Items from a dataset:
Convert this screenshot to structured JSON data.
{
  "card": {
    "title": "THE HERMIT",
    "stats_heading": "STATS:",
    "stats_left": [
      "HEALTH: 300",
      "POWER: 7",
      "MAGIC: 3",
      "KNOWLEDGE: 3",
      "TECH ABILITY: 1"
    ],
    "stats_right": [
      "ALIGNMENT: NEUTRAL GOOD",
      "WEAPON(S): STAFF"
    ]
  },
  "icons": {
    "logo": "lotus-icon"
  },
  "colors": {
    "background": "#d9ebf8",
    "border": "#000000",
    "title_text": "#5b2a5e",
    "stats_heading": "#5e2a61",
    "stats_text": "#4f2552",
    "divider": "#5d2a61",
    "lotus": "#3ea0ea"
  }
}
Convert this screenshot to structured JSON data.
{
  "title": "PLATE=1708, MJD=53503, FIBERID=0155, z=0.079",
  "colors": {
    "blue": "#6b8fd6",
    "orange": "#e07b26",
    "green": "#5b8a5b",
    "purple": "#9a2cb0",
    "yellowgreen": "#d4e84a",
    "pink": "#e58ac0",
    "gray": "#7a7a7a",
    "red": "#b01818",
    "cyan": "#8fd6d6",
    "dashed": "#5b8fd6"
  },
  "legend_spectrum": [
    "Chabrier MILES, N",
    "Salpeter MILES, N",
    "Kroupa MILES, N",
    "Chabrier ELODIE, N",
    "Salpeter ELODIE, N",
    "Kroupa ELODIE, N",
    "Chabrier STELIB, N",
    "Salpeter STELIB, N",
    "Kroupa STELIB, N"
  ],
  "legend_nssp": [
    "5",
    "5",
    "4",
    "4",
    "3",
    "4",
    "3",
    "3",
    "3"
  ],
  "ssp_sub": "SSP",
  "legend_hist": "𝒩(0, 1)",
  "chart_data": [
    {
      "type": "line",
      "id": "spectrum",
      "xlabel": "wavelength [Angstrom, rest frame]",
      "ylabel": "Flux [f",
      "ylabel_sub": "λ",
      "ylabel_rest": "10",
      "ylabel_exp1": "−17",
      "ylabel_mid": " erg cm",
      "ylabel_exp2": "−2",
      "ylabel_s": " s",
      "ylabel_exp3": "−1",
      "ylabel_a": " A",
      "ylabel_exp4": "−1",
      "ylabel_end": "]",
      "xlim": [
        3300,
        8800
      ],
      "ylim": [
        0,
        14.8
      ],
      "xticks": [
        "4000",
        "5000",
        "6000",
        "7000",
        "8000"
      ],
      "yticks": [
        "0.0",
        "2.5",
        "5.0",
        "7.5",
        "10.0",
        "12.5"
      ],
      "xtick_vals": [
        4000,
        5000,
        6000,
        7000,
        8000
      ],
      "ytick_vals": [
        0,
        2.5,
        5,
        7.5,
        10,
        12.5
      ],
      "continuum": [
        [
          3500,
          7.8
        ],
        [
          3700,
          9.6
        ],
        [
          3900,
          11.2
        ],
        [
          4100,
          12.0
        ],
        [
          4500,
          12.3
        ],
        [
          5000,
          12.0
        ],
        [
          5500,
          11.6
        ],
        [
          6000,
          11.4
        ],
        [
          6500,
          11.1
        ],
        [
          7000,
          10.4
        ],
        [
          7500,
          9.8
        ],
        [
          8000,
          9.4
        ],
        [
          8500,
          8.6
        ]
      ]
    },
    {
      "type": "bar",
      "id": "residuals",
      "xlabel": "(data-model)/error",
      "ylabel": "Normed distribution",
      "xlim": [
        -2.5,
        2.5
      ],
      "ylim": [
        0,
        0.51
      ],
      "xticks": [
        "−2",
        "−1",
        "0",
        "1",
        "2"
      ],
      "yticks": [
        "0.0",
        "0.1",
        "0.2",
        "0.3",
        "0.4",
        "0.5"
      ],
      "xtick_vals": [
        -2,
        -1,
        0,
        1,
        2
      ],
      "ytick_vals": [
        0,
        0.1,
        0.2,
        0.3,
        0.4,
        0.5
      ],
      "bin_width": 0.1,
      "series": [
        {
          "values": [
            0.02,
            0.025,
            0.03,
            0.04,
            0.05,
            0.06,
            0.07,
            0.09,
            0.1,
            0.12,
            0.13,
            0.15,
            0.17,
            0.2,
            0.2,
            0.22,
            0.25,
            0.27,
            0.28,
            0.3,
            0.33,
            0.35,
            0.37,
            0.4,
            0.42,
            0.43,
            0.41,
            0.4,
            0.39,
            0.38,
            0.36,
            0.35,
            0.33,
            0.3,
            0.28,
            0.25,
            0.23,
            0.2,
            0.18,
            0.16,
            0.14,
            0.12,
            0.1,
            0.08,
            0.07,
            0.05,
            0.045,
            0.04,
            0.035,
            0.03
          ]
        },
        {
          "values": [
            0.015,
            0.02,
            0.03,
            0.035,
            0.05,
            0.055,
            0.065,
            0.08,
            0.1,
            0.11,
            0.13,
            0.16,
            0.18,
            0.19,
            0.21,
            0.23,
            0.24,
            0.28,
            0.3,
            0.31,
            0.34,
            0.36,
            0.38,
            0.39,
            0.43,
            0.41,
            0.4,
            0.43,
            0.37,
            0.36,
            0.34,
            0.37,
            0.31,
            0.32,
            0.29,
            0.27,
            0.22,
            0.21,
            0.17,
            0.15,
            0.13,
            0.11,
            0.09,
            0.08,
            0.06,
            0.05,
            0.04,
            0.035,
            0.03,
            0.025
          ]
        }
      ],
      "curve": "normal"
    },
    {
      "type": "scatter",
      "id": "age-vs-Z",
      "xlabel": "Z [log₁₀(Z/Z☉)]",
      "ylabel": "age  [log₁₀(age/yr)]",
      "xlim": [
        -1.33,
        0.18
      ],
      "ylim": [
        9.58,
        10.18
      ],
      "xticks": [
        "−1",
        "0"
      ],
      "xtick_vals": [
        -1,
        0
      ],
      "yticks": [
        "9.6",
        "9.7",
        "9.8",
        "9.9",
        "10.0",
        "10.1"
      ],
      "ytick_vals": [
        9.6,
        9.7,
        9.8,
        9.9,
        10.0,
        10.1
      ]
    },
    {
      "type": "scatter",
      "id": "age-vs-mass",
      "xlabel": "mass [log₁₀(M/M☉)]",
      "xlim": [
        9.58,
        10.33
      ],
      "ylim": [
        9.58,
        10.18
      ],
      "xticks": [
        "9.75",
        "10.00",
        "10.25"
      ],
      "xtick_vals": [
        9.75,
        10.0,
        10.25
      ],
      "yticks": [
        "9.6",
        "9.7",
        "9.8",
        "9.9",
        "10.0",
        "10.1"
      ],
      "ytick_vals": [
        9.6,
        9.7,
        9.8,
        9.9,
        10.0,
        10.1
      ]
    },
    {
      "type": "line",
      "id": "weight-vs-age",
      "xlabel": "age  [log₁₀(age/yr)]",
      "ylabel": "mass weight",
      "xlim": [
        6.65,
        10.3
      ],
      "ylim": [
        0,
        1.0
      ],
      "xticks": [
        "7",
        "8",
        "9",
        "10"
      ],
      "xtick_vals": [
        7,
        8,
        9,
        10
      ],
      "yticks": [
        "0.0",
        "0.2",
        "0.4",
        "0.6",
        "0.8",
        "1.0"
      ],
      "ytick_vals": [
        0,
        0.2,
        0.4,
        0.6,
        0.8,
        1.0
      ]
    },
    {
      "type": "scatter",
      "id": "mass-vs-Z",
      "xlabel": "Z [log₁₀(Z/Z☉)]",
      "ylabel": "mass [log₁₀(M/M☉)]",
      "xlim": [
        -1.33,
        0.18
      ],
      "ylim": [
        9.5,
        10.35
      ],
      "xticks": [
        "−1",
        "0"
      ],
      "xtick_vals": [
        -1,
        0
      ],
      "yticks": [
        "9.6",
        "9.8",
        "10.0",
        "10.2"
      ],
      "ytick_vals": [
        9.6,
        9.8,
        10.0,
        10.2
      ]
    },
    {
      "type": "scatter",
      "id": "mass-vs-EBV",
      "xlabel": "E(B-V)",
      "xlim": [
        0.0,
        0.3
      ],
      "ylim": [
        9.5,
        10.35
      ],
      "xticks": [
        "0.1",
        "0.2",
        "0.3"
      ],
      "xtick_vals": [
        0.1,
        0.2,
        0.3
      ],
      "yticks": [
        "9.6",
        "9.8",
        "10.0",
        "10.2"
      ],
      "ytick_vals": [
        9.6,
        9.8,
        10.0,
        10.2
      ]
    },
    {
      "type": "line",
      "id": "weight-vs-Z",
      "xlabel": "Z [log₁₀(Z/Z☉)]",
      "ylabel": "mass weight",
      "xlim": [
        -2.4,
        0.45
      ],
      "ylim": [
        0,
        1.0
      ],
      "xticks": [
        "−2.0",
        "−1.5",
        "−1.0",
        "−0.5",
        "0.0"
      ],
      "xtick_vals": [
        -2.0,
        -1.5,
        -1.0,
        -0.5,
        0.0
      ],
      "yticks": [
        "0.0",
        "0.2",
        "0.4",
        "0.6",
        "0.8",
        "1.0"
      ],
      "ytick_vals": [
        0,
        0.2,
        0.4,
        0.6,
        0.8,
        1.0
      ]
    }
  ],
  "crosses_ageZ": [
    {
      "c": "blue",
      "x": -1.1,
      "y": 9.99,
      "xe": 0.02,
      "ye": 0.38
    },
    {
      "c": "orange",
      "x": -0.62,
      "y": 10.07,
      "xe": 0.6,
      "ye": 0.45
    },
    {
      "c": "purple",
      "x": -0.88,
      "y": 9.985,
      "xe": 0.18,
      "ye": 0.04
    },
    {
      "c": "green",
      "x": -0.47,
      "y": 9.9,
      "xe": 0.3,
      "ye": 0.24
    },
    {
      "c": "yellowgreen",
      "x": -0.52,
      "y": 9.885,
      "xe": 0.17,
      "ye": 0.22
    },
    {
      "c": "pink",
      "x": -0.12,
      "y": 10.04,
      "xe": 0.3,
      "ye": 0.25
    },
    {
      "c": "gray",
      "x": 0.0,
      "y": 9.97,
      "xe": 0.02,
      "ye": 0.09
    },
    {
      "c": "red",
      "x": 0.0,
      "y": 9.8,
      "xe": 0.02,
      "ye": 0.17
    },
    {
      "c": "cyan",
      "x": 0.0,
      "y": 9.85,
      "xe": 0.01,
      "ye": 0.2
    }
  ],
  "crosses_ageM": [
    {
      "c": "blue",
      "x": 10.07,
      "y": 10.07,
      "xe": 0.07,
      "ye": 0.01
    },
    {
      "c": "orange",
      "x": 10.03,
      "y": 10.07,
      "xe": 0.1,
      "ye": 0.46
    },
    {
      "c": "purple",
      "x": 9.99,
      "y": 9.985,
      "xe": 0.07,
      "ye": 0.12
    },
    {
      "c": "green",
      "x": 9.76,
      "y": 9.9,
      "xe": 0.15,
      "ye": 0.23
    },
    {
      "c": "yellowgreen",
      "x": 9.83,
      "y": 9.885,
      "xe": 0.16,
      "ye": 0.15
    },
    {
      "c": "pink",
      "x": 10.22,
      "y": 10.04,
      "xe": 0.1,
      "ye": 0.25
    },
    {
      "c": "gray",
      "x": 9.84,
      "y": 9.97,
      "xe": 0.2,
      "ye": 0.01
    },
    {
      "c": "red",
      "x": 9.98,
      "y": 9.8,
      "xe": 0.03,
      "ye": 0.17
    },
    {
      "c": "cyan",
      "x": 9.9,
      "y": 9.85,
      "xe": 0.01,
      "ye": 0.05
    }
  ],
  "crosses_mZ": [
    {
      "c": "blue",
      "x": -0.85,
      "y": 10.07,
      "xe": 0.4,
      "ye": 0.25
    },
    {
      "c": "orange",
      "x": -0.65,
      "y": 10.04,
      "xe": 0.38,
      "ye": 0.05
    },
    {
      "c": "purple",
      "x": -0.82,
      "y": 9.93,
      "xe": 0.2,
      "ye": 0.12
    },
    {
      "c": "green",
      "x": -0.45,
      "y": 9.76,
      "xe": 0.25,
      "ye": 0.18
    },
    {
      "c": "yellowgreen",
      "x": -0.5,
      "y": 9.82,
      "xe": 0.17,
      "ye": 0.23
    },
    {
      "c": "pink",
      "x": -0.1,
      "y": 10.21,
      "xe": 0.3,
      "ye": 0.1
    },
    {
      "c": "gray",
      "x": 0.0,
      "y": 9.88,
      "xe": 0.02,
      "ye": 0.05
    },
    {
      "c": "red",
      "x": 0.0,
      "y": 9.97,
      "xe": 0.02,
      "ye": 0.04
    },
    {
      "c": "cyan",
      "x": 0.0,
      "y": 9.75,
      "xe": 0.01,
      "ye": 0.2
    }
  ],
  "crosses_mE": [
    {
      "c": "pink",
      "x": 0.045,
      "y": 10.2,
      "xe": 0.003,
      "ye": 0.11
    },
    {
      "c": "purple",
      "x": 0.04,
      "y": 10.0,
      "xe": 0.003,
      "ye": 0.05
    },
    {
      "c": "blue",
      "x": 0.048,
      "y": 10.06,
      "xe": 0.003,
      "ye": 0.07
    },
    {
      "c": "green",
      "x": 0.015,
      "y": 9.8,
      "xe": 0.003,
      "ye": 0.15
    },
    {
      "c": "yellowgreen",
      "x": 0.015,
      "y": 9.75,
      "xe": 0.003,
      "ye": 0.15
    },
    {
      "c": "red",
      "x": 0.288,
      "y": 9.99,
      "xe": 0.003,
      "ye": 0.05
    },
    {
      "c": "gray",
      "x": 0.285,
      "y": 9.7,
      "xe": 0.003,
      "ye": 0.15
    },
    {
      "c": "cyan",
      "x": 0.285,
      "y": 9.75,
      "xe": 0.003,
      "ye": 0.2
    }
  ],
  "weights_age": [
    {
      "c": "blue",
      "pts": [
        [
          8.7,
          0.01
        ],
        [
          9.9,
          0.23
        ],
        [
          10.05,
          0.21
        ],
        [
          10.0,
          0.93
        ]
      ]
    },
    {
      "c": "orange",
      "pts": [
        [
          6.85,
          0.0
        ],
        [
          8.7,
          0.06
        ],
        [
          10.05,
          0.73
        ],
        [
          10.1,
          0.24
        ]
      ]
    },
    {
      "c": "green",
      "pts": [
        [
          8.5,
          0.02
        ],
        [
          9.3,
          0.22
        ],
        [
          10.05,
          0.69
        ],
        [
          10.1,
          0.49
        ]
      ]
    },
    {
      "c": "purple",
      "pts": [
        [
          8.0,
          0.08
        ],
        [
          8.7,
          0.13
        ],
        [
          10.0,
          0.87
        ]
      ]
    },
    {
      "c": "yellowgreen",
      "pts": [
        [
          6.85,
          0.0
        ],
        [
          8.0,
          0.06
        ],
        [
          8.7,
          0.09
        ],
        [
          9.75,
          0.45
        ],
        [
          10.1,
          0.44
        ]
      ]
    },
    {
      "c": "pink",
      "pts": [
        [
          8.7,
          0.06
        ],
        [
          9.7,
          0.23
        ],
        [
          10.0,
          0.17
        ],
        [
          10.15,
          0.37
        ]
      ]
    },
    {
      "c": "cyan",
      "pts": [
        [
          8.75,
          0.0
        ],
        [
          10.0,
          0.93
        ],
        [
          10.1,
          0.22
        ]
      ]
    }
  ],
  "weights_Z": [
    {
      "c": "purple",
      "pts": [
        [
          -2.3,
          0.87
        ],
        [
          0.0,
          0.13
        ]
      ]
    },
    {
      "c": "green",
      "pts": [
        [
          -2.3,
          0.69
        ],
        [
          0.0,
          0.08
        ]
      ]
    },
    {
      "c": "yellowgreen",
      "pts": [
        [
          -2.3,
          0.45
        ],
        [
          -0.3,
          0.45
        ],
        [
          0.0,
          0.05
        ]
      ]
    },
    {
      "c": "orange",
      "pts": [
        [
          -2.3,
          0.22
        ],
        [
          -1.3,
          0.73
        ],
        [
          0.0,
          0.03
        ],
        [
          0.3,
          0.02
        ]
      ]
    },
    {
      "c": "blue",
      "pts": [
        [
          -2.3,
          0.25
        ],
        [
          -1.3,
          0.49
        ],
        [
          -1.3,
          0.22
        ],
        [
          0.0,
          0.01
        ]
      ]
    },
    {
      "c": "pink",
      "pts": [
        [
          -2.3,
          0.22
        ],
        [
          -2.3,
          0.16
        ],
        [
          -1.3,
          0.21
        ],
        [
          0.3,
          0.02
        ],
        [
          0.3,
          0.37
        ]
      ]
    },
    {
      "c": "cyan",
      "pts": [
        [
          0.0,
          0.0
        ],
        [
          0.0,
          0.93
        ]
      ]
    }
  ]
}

WHAT IS REQUIRED:
Which lines in the records above contain the string "MILES"? Copy each one.

ANSWER TO THIS EXERCISE:
    "Chabrier MILES, N",
    "Salpeter MILES, N",
    "Kroupa MILES, N",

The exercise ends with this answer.